### WRITTEN REQUEST
Provide only the number of lines in the data below that contain the word "Oscarsg".
-- START OF ENTRIES SHOWN --
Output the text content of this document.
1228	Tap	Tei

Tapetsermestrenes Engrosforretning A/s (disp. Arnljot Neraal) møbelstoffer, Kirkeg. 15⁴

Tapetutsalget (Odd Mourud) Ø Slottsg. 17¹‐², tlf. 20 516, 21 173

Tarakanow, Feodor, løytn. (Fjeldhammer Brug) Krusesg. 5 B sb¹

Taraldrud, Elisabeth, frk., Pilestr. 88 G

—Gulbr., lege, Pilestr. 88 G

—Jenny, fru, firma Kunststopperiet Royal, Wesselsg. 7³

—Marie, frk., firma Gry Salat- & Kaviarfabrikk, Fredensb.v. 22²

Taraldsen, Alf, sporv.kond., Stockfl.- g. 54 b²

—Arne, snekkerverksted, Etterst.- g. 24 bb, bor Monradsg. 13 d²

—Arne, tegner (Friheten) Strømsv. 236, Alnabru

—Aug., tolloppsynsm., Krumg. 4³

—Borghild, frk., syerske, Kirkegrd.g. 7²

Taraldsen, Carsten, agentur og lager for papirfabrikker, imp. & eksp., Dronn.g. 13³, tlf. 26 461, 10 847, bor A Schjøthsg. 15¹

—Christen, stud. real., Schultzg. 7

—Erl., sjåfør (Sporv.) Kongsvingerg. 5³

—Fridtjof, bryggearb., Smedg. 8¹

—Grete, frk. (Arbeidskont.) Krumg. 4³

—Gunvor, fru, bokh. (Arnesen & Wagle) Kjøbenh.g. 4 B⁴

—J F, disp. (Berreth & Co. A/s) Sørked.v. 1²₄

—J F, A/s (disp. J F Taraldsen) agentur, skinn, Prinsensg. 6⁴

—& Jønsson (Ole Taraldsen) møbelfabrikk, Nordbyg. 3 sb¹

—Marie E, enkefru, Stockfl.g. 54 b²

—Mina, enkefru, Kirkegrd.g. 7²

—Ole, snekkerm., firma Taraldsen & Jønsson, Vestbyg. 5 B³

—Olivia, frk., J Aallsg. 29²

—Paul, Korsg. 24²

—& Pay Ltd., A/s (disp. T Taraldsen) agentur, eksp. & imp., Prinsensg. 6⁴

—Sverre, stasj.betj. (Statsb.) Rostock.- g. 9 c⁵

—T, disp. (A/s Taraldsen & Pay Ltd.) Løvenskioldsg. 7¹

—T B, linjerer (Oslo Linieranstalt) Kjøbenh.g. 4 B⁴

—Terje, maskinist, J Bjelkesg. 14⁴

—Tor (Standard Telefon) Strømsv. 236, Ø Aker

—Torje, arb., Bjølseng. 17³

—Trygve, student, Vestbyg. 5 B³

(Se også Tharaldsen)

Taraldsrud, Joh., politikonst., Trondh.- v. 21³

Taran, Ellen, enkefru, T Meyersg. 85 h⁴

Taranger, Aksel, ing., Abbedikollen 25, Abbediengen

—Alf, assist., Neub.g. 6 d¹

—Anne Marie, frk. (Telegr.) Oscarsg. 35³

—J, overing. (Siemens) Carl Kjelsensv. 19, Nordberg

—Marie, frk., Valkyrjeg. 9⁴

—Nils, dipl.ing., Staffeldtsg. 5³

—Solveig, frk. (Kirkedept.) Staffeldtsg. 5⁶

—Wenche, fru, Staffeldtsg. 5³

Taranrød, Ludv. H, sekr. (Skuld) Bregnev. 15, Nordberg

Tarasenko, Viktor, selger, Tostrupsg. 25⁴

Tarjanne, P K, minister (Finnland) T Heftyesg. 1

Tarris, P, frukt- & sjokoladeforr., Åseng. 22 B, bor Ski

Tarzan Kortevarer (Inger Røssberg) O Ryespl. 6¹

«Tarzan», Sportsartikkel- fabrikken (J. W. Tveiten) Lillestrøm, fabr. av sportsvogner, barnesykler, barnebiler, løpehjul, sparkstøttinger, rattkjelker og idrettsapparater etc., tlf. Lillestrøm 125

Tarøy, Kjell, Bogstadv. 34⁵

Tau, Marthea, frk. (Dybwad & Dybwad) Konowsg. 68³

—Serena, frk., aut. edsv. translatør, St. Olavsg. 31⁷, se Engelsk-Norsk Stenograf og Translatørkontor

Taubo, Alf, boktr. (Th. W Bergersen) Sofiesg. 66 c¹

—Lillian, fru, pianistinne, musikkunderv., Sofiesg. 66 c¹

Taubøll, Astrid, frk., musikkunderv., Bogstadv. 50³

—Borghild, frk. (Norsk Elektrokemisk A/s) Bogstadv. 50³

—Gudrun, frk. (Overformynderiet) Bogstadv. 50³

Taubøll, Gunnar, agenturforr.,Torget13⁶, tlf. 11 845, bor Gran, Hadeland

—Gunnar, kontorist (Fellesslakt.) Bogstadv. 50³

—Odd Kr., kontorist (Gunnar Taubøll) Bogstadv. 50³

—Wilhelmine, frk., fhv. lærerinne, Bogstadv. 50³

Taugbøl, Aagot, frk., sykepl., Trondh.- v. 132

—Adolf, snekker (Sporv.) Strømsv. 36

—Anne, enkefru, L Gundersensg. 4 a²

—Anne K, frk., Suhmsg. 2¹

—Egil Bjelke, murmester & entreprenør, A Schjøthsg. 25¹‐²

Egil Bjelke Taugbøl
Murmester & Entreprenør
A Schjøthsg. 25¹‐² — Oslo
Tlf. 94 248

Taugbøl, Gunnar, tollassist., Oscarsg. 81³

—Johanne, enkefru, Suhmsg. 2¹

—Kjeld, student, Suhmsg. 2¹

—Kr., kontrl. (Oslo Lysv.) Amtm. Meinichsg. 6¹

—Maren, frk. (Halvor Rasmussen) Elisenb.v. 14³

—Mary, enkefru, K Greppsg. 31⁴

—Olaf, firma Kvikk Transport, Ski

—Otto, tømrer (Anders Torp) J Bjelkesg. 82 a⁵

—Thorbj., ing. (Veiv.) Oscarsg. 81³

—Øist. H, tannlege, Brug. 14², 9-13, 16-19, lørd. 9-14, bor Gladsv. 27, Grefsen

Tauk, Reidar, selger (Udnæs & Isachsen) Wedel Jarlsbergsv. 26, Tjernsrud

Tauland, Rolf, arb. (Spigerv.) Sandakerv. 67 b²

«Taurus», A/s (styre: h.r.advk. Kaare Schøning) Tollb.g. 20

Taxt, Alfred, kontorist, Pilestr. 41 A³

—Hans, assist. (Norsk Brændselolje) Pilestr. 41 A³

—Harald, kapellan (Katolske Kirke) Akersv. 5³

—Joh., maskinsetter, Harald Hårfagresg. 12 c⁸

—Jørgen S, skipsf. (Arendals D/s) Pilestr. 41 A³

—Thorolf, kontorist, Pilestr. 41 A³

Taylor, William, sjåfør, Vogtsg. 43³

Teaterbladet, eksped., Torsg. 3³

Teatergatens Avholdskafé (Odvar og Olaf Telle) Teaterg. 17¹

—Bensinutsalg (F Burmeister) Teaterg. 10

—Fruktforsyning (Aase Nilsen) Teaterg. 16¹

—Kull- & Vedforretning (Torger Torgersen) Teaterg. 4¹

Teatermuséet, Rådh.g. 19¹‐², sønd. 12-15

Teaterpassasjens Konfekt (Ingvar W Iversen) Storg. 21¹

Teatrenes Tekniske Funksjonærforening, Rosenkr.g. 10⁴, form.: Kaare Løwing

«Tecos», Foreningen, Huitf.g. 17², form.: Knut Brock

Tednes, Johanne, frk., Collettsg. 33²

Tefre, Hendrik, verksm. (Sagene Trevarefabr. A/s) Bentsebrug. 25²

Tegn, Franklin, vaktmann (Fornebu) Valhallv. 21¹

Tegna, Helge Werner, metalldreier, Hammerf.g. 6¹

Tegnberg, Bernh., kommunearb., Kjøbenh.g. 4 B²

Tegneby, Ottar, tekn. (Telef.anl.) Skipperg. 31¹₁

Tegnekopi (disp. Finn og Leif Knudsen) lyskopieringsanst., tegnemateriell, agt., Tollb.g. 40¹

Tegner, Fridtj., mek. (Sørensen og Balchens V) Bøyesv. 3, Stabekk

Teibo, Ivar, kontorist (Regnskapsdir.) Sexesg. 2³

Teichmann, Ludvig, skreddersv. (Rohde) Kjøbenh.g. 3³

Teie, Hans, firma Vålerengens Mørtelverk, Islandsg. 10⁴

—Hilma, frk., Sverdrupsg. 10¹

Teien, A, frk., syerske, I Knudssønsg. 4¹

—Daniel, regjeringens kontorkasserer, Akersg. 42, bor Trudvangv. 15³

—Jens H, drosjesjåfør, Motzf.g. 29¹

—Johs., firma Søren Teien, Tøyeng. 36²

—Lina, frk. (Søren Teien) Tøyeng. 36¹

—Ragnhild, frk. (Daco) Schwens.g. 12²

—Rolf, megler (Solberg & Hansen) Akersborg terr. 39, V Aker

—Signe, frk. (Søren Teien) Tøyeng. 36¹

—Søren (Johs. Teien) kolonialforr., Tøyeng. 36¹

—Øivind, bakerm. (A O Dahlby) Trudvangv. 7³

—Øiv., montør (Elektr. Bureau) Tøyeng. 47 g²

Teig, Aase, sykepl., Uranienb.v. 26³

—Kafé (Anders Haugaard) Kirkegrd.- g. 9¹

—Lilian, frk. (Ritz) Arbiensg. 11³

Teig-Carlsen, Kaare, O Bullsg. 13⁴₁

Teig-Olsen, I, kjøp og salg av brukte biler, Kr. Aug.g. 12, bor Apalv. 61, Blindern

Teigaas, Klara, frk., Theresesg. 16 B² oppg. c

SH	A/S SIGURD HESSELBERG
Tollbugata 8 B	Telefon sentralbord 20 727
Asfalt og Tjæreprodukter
-- END OF ENTRIES SHOWN --
### SOLUTION FOR THIS PROBLEM
3